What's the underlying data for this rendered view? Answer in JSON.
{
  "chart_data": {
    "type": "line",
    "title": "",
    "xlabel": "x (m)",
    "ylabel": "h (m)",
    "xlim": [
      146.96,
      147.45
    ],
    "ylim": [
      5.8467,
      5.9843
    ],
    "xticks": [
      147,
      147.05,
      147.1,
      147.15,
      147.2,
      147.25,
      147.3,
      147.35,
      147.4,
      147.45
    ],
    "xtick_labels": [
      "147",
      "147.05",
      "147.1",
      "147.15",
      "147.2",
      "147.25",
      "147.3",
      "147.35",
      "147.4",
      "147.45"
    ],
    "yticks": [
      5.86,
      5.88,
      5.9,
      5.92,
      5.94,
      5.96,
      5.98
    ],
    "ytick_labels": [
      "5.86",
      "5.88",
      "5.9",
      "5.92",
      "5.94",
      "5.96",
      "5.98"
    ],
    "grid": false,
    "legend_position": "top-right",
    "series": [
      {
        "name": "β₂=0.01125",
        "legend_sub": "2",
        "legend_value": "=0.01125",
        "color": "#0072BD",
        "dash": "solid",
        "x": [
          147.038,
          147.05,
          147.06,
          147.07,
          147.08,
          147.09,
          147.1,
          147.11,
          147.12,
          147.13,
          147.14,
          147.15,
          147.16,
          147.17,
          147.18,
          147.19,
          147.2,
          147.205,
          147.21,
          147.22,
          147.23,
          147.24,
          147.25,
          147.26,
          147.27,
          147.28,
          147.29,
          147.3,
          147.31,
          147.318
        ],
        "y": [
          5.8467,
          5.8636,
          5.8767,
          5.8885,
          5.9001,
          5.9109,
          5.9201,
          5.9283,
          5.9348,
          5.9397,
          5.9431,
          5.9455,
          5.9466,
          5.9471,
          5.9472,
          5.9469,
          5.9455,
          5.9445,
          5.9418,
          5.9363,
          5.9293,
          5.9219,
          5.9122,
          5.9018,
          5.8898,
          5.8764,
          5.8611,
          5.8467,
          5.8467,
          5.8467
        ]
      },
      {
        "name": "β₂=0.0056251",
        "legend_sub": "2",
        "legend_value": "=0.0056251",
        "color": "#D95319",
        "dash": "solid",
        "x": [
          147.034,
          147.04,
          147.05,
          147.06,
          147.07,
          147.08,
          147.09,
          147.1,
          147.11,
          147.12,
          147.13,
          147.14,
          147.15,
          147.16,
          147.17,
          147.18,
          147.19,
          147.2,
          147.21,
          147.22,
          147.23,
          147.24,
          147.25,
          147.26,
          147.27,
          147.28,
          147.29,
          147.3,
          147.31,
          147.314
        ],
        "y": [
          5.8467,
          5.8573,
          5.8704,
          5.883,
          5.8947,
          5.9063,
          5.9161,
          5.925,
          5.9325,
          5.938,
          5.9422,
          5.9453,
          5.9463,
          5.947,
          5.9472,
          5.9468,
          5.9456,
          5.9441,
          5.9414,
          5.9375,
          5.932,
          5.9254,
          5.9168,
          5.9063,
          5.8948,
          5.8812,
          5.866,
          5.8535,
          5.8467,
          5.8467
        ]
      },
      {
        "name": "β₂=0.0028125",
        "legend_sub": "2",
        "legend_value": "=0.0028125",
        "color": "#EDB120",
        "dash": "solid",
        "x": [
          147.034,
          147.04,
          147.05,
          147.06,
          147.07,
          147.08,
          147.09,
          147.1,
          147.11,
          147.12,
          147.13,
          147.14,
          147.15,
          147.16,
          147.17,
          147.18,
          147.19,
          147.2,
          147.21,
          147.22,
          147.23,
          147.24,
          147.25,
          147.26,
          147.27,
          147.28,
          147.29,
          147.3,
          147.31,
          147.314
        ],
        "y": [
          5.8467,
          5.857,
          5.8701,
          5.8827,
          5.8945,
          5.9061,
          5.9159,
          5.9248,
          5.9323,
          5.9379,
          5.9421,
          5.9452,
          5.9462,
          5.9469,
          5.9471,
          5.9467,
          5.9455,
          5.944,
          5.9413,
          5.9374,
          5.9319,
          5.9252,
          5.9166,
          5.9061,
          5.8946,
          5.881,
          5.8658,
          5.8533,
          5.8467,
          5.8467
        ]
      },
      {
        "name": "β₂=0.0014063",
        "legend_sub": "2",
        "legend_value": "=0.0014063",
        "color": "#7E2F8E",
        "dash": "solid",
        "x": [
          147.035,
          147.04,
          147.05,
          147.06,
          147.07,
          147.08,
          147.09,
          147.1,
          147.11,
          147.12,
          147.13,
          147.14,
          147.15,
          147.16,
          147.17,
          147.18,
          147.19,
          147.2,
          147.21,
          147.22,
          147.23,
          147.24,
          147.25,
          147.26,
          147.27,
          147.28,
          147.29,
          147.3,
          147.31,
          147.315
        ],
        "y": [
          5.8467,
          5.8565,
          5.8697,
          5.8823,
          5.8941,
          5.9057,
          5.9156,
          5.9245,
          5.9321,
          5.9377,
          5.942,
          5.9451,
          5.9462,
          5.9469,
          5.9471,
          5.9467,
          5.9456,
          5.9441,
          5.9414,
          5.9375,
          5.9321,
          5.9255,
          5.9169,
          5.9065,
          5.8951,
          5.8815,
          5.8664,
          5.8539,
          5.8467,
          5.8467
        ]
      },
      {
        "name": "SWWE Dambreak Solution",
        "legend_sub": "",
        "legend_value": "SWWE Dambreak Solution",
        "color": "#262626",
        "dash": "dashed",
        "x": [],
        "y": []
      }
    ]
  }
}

■ Stated exercise ■
Of the lines in the material, how many hold the word "SWWE"? Reply with the number only.

■ Result of this task ■
2